┌─ DATASET CONTENT

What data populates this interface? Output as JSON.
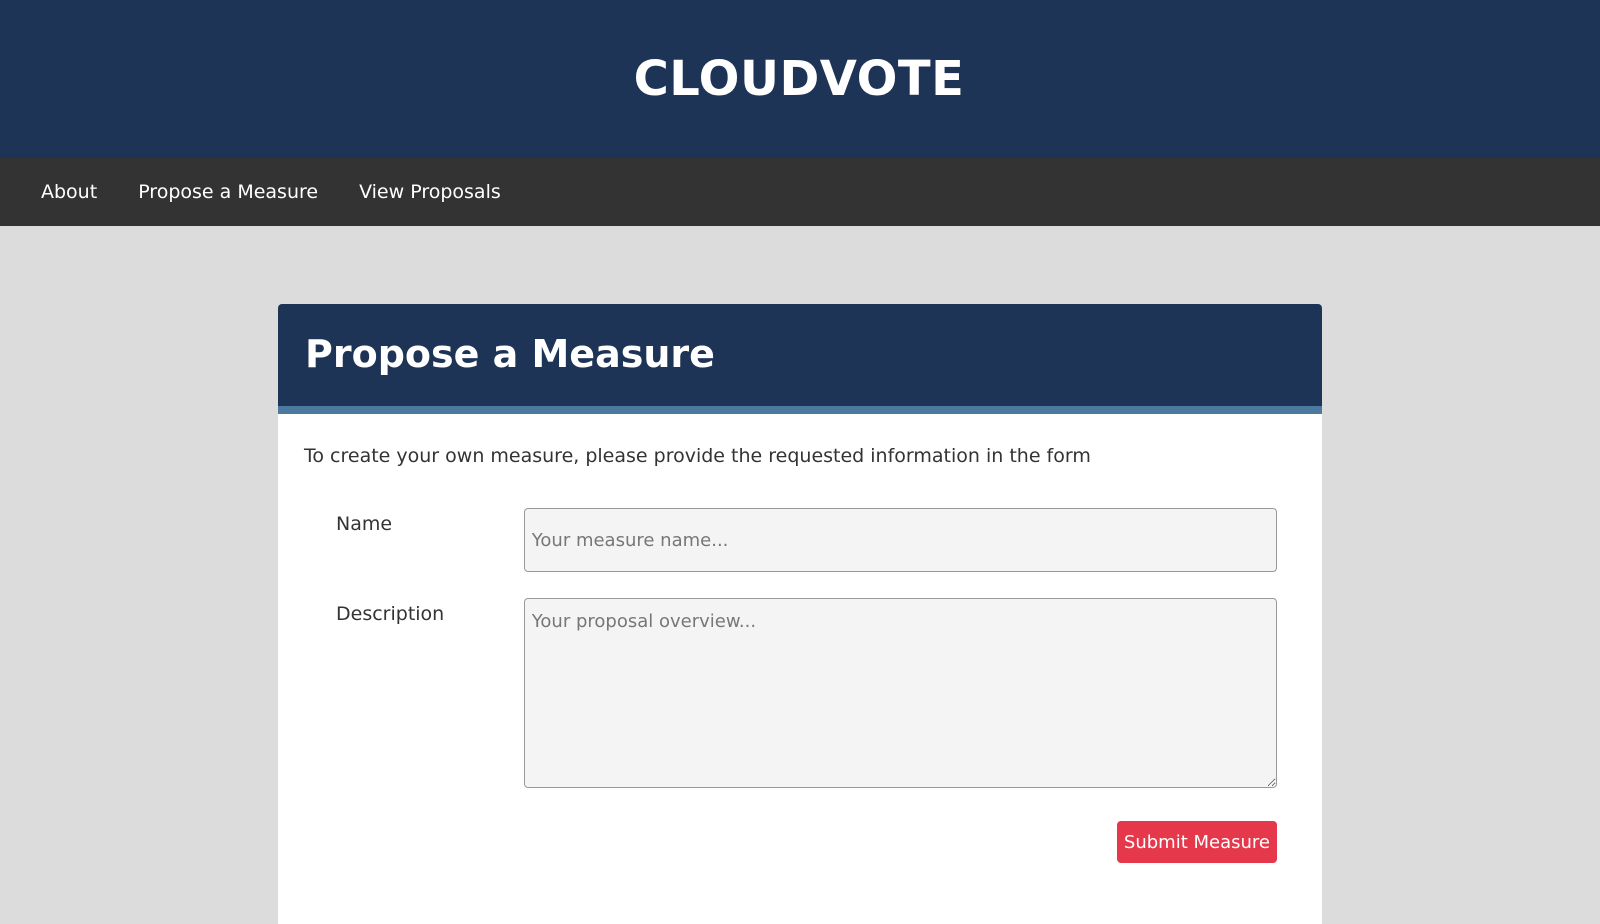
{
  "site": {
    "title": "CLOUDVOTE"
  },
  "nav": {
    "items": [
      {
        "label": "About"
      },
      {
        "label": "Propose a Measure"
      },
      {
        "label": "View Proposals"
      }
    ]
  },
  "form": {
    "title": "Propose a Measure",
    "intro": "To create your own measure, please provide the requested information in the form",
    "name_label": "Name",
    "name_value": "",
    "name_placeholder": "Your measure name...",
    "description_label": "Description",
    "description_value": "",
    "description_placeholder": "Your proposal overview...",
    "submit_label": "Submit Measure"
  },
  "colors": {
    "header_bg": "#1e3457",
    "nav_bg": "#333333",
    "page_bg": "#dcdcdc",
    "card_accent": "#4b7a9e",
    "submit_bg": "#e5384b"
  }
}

└─

● TASK DIRECTIONS: Copy out all the records exactly, excluding pictures.

● TASK SOLUTION:
What data populates this interface? Output as JSON.
{
  "site": {
    "title": "CLOUDVOTE"
  },
  "nav": {
    "items": [
      {
        "label": "About"
      },
      {
        "label": "Propose a Measure"
      },
      {
        "label": "View Proposals"
      }
    ]
  },
  "form": {
    "title": "Propose a Measure",
    "intro": "To create your own measure, please provide the requested information in the form",
    "name_label": "Name",
    "name_value": "",
    "name_placeholder": "Your measure name...",
    "description_label": "Description",
    "description_value": "",
    "description_placeholder": "Your proposal overview...",
    "submit_label": "Submit Measure"
  },
  "colors": {
    "header_bg": "#1e3457",
    "nav_bg": "#333333",
    "page_bg": "#dcdcdc",
    "card_accent": "#4b7a9e",
    "submit_bg": "#e5384b"
  }
}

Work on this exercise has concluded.